**WHAT IS ASKED**
Leave out the pictures and return every entry exactly as it appears.

= = = =

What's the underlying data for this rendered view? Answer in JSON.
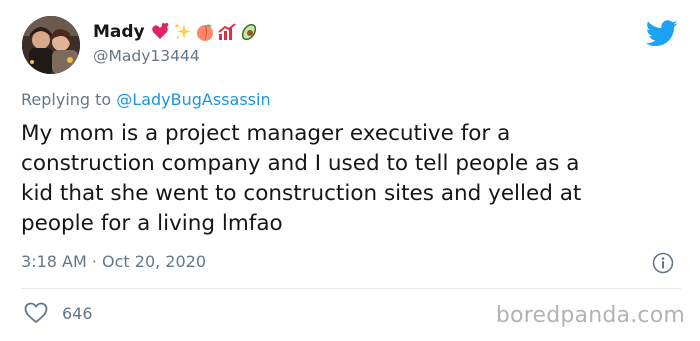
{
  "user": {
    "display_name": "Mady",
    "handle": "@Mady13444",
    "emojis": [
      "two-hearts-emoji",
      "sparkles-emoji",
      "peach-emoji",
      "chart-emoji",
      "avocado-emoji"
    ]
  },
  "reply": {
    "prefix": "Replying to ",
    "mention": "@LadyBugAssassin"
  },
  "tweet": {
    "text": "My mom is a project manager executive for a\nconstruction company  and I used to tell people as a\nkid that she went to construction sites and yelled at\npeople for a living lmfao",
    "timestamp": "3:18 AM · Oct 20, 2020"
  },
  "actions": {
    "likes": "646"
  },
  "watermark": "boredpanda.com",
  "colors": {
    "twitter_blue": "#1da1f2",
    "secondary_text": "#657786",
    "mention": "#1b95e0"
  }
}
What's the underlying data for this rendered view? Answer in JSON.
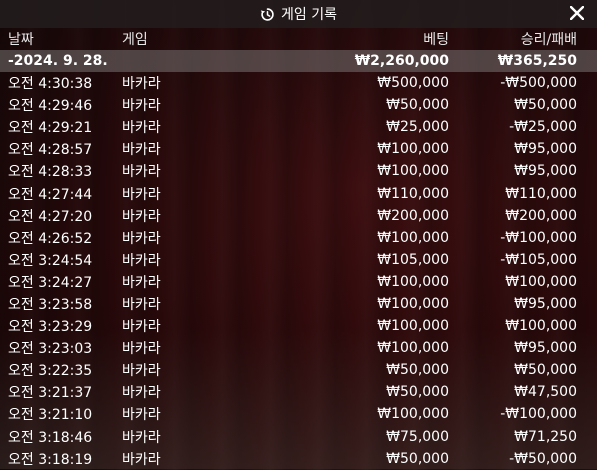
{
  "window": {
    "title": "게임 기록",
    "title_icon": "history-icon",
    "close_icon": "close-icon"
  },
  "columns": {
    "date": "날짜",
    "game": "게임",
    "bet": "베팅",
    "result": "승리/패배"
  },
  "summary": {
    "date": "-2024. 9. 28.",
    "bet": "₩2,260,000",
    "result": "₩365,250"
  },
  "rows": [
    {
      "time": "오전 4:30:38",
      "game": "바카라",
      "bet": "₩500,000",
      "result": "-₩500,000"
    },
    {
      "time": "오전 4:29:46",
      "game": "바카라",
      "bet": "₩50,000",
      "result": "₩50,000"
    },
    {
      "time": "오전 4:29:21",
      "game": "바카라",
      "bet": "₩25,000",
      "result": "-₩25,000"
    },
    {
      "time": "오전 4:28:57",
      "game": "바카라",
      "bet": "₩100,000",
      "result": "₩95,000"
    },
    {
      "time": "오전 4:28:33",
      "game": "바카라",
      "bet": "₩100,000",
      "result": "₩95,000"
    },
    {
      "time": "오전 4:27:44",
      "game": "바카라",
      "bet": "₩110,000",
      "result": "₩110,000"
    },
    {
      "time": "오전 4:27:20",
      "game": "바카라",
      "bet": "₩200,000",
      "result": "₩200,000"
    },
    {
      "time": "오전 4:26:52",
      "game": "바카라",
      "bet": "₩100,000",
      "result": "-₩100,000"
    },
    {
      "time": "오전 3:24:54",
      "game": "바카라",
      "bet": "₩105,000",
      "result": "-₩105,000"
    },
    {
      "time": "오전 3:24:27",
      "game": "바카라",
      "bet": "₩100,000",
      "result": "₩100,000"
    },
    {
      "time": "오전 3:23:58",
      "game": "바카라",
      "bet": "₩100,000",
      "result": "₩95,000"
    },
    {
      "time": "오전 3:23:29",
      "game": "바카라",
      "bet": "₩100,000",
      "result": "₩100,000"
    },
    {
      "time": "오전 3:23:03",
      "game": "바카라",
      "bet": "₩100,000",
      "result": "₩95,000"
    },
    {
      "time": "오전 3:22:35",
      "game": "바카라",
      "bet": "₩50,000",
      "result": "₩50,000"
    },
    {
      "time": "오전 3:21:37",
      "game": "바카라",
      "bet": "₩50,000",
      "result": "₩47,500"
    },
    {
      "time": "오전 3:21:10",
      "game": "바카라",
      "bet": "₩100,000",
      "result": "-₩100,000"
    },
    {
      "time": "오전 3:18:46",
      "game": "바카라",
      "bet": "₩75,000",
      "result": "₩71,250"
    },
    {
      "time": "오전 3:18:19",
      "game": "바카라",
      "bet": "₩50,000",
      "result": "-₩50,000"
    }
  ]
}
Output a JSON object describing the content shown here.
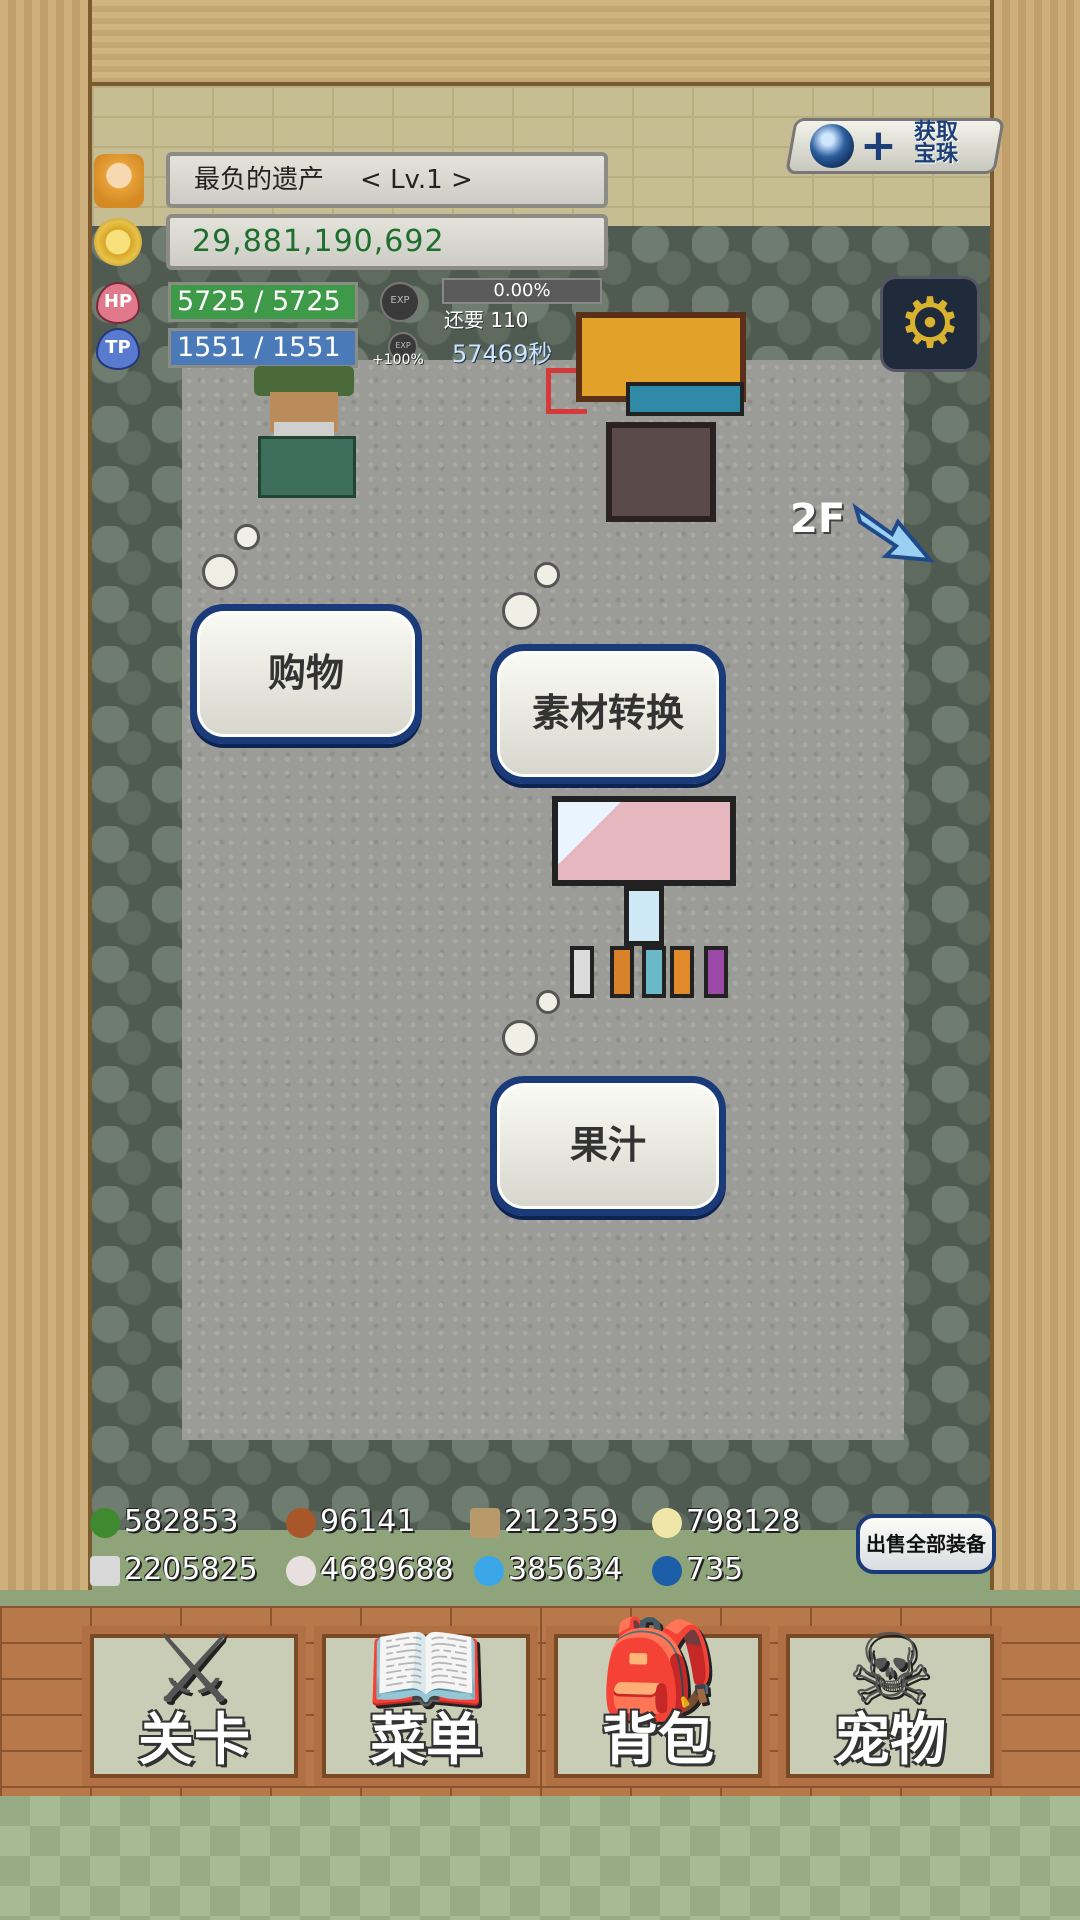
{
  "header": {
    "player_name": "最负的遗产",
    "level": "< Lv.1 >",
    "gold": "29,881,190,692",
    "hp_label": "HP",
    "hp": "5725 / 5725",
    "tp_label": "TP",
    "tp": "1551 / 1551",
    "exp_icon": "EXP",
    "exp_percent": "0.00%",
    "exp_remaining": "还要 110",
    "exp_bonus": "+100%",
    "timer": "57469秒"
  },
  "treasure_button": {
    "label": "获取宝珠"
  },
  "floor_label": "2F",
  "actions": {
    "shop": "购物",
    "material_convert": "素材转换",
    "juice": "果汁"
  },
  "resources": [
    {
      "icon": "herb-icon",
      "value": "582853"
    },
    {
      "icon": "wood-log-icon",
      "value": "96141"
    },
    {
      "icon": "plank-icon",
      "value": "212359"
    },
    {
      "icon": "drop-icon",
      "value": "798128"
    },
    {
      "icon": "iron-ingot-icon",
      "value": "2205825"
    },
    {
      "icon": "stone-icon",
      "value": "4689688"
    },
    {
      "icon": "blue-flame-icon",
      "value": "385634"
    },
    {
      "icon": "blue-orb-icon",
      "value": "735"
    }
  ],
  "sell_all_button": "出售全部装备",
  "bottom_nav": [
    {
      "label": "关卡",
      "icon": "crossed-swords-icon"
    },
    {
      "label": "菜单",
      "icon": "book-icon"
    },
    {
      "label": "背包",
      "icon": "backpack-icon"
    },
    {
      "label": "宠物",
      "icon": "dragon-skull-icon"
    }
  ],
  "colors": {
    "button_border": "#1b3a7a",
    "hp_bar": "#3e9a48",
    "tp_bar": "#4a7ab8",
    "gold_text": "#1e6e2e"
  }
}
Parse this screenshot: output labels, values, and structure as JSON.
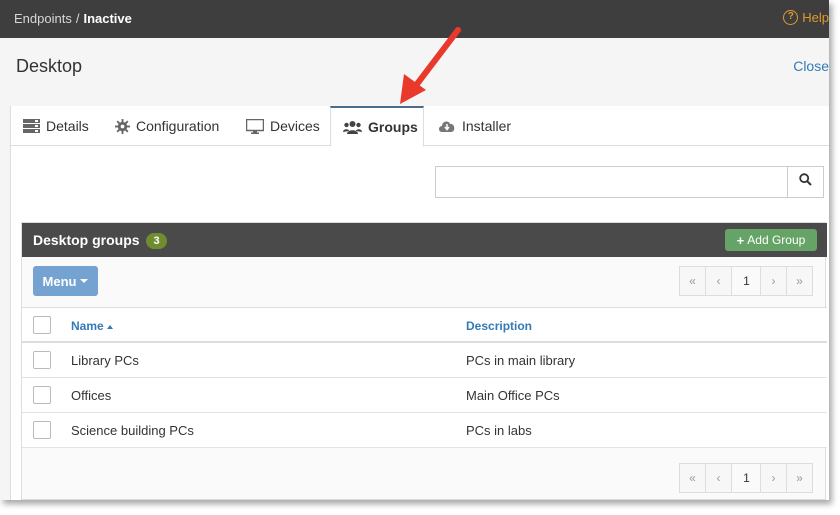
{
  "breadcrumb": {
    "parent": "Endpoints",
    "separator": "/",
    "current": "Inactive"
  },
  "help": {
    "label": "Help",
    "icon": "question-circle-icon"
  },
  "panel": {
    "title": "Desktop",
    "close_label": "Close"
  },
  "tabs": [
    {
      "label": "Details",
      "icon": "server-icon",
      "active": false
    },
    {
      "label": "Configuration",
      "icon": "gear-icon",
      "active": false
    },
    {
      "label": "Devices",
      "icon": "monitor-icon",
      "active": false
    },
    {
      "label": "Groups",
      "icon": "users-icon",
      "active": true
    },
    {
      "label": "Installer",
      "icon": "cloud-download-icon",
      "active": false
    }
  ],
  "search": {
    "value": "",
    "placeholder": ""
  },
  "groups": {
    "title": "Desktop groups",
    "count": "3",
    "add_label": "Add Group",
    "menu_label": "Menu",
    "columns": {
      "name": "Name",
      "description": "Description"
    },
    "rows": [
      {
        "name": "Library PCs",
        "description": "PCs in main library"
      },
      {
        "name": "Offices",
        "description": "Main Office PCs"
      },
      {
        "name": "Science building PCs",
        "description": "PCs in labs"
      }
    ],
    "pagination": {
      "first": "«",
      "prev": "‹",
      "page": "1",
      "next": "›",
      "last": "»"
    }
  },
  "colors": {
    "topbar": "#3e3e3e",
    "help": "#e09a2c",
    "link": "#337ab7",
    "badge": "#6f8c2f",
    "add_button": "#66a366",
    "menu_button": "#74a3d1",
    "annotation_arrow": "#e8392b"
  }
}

= = = =

**WRITTEN SOLUTION**
What's the underlying data for this rendered view? Answer in JSON.
{
  "user": {
    "display_name": "Mady",
    "handle": "@Mady13444",
    "emojis": [
      "two-hearts-emoji",
      "sparkles-emoji",
      "peach-emoji",
      "chart-emoji",
      "avocado-emoji"
    ]
  },
  "reply": {
    "prefix": "Replying to ",
    "mention": "@LadyBugAssassin"
  },
  "tweet": {
    "text": "My mom is a project manager executive for a\nconstruction company  and I used to tell people as a\nkid that she went to construction sites and yelled at\npeople for a living lmfao",
    "timestamp": "3:18 AM · Oct 20, 2020"
  },
  "actions": {
    "likes": "646"
  },
  "watermark": "boredpanda.com",
  "colors": {
    "twitter_blue": "#1da1f2",
    "secondary_text": "#657786",
    "mention": "#1b95e0"
  }
}
What's the underlying data for this rendered view? Answer in JSON.
{
  "window": {
    "title": "게임 기록",
    "title_icon": "history-icon",
    "close_icon": "close-icon"
  },
  "columns": {
    "date": "날짜",
    "game": "게임",
    "bet": "베팅",
    "result": "승리/패배"
  },
  "summary": {
    "date": "-2024. 9. 28.",
    "bet": "₩2,260,000",
    "result": "₩365,250"
  },
  "rows": [
    {
      "time": "오전 4:30:38",
      "game": "바카라",
      "bet": "₩500,000",
      "result": "-₩500,000"
    },
    {
      "time": "오전 4:29:46",
      "game": "바카라",
      "bet": "₩50,000",
      "result": "₩50,000"
    },
    {
      "time": "오전 4:29:21",
      "game": "바카라",
      "bet": "₩25,000",
      "result": "-₩25,000"
    },
    {
      "time": "오전 4:28:57",
      "game": "바카라",
      "bet": "₩100,000",
      "result": "₩95,000"
    },
    {
      "time": "오전 4:28:33",
      "game": "바카라",
      "bet": "₩100,000",
      "result": "₩95,000"
    },
    {
      "time": "오전 4:27:44",
      "game": "바카라",
      "bet": "₩110,000",
      "result": "₩110,000"
    },
    {
      "time": "오전 4:27:20",
      "game": "바카라",
      "bet": "₩200,000",
      "result": "₩200,000"
    },
    {
      "time": "오전 4:26:52",
      "game": "바카라",
      "bet": "₩100,000",
      "result": "-₩100,000"
    },
    {
      "time": "오전 3:24:54",
      "game": "바카라",
      "bet": "₩105,000",
      "result": "-₩105,000"
    },
    {
      "time": "오전 3:24:27",
      "game": "바카라",
      "bet": "₩100,000",
      "result": "₩100,000"
    },
    {
      "time": "오전 3:23:58",
      "game": "바카라",
      "bet": "₩100,000",
      "result": "₩95,000"
    },
    {
      "time": "오전 3:23:29",
      "game": "바카라",
      "bet": "₩100,000",
      "result": "₩100,000"
    },
    {
      "time": "오전 3:23:03",
      "game": "바카라",
      "bet": "₩100,000",
      "result": "₩95,000"
    },
    {
      "time": "오전 3:22:35",
      "game": "바카라",
      "bet": "₩50,000",
      "result": "₩50,000"
    },
    {
      "time": "오전 3:21:37",
      "game": "바카라",
      "bet": "₩50,000",
      "result": "₩47,500"
    },
    {
      "time": "오전 3:21:10",
      "game": "바카라",
      "bet": "₩100,000",
      "result": "-₩100,000"
    },
    {
      "time": "오전 3:18:46",
      "game": "바카라",
      "bet": "₩75,000",
      "result": "₩71,250"
    },
    {
      "time": "오전 3:18:19",
      "game": "바카라",
      "bet": "₩50,000",
      "result": "-₩50,000"
    }
  ]
}
Output a JSON object describing the content shown here.
{
  "header": {
    "player_name": "最负的遗产",
    "level": "< Lv.1 >",
    "gold": "29,881,190,692",
    "hp_label": "HP",
    "hp": "5725 / 5725",
    "tp_label": "TP",
    "tp": "1551 / 1551",
    "exp_icon": "EXP",
    "exp_percent": "0.00%",
    "exp_remaining": "还要 110",
    "exp_bonus": "+100%",
    "timer": "57469秒"
  },
  "treasure_button": {
    "label": "获取宝珠"
  },
  "floor_label": "2F",
  "actions": {
    "shop": "购物",
    "material_convert": "素材转换",
    "juice": "果汁"
  },
  "resources": [
    {
      "icon": "herb-icon",
      "value": "582853"
    },
    {
      "icon": "wood-log-icon",
      "value": "96141"
    },
    {
      "icon": "plank-icon",
      "value": "212359"
    },
    {
      "icon": "drop-icon",
      "value": "798128"
    },
    {
      "icon": "iron-ingot-icon",
      "value": "2205825"
    },
    {
      "icon": "stone-icon",
      "value": "4689688"
    },
    {
      "icon": "blue-flame-icon",
      "value": "385634"
    },
    {
      "icon": "blue-orb-icon",
      "value": "735"
    }
  ],
  "sell_all_button": "出售全部装备",
  "bottom_nav": [
    {
      "label": "关卡",
      "icon": "crossed-swords-icon"
    },
    {
      "label": "菜单",
      "icon": "book-icon"
    },
    {
      "label": "背包",
      "icon": "backpack-icon"
    },
    {
      "label": "宠物",
      "icon": "dragon-skull-icon"
    }
  ],
  "colors": {
    "button_border": "#1b3a7a",
    "hp_bar": "#3e9a48",
    "tp_bar": "#4a7ab8",
    "gold_text": "#1e6e2e"
  }
}
Parse this screenshot: output labels, values, and structure as JSON.
{
  "breadcrumb": {
    "parent": "Endpoints",
    "separator": "/",
    "current": "Inactive"
  },
  "help": {
    "label": "Help",
    "icon": "question-circle-icon"
  },
  "panel": {
    "title": "Desktop",
    "close_label": "Close"
  },
  "tabs": [
    {
      "label": "Details",
      "icon": "server-icon",
      "active": false
    },
    {
      "label": "Configuration",
      "icon": "gear-icon",
      "active": false
    },
    {
      "label": "Devices",
      "icon": "monitor-icon",
      "active": false
    },
    {
      "label": "Groups",
      "icon": "users-icon",
      "active": true
    },
    {
      "label": "Installer",
      "icon": "cloud-download-icon",
      "active": false
    }
  ],
  "search": {
    "value": "",
    "placeholder": ""
  },
  "groups": {
    "title": "Desktop groups",
    "count": "3",
    "add_label": "Add Group",
    "menu_label": "Menu",
    "columns": {
      "name": "Name",
      "description": "Description"
    },
    "rows": [
      {
        "name": "Library PCs",
        "description": "PCs in main library"
      },
      {
        "name": "Offices",
        "description": "Main Office PCs"
      },
      {
        "name": "Science building PCs",
        "description": "PCs in labs"
      }
    ],
    "pagination": {
      "first": "«",
      "prev": "‹",
      "page": "1",
      "next": "›",
      "last": "»"
    }
  },
  "colors": {
    "topbar": "#3e3e3e",
    "help": "#e09a2c",
    "link": "#337ab7",
    "badge": "#6f8c2f",
    "add_button": "#66a366",
    "menu_button": "#74a3d1",
    "annotation_arrow": "#e8392b"
  }
}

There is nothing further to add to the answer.